==== Records for the task

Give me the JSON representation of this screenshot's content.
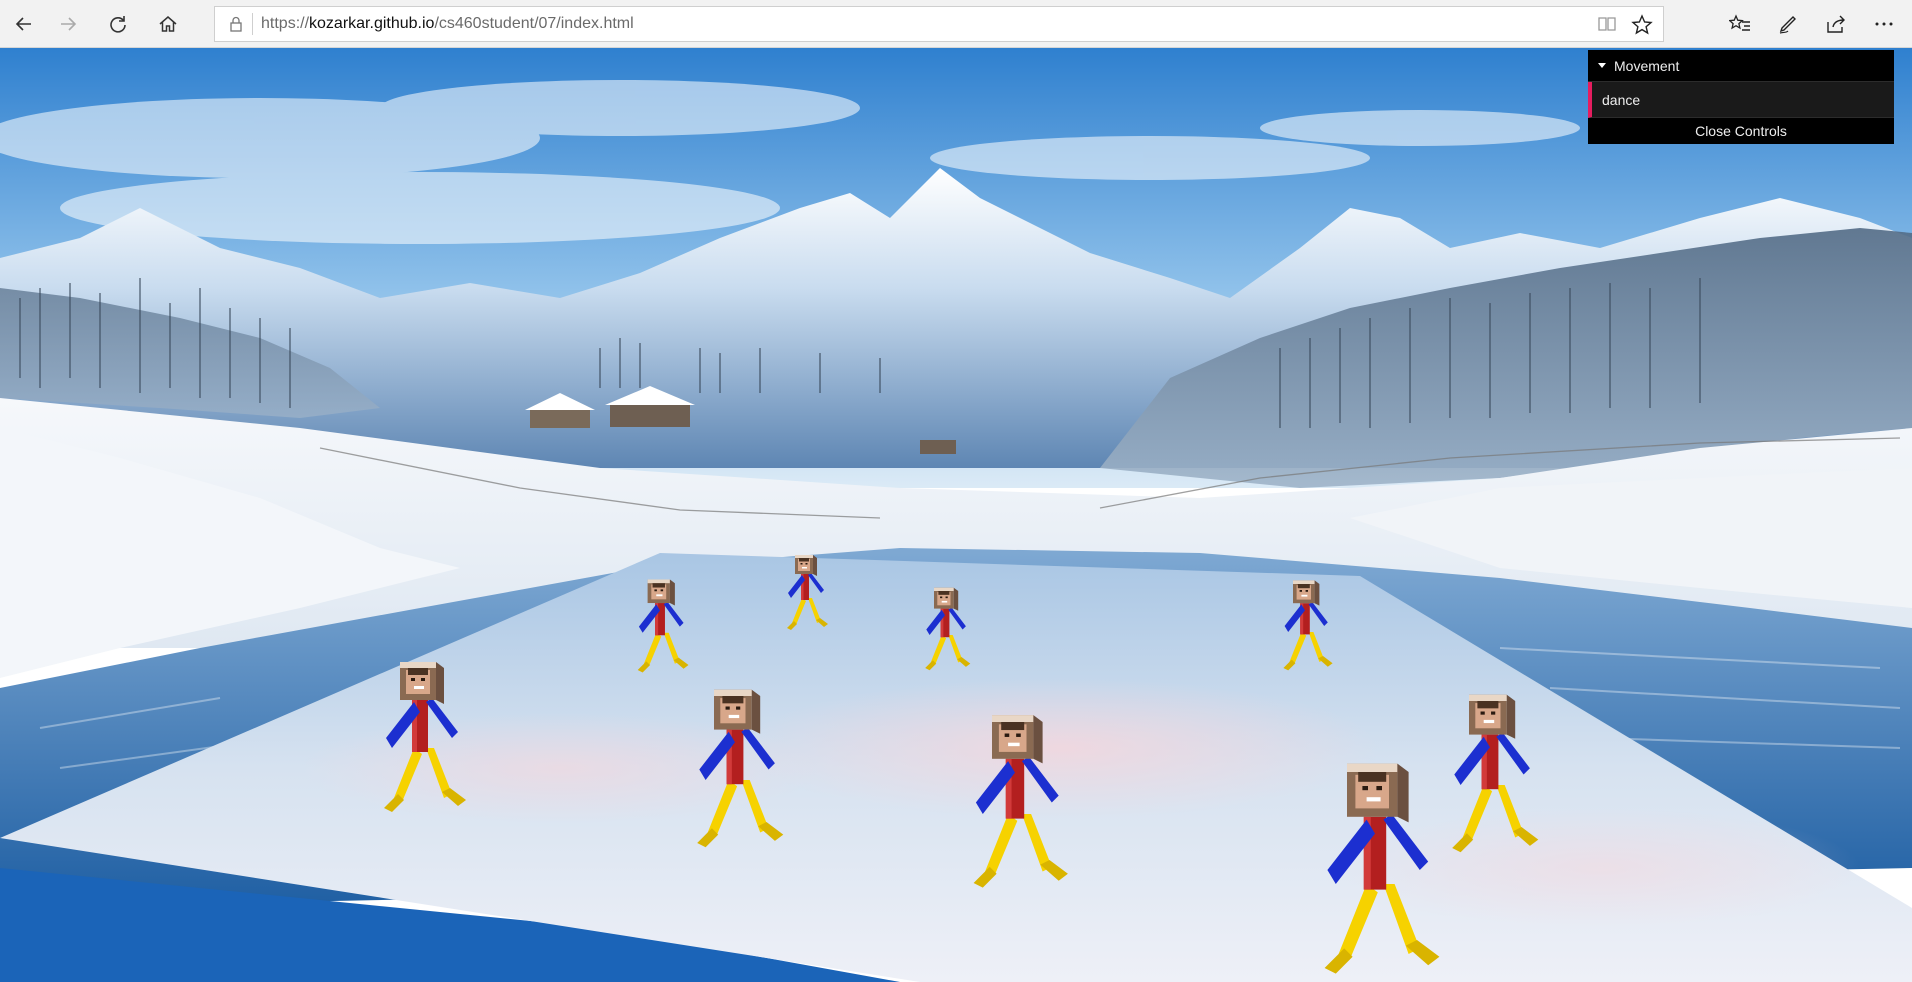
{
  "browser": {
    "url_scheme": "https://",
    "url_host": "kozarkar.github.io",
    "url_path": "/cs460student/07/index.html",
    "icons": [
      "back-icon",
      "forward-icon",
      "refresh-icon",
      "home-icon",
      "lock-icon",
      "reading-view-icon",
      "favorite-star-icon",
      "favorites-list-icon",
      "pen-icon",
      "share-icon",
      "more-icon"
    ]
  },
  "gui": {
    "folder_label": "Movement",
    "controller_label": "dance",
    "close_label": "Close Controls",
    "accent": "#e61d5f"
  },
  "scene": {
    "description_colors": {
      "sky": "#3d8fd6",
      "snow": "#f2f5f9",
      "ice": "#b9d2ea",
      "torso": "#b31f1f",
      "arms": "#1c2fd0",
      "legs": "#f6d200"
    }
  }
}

========

▸ Exercise requirements:
Every record above should be transcribed exactly; the pictures stay out of the copy.

▸ In response:
Give me the JSON representation of this screenshot's content.
{
  "browser": {
    "url_scheme": "https://",
    "url_host": "kozarkar.github.io",
    "url_path": "/cs460student/07/index.html",
    "icons": [
      "back-icon",
      "forward-icon",
      "refresh-icon",
      "home-icon",
      "lock-icon",
      "reading-view-icon",
      "favorite-star-icon",
      "favorites-list-icon",
      "pen-icon",
      "share-icon",
      "more-icon"
    ]
  },
  "gui": {
    "folder_label": "Movement",
    "controller_label": "dance",
    "close_label": "Close Controls",
    "accent": "#e61d5f"
  },
  "scene": {
    "description_colors": {
      "sky": "#3d8fd6",
      "snow": "#f2f5f9",
      "ice": "#b9d2ea",
      "torso": "#b31f1f",
      "arms": "#1c2fd0",
      "legs": "#f6d200"
    }
  }
}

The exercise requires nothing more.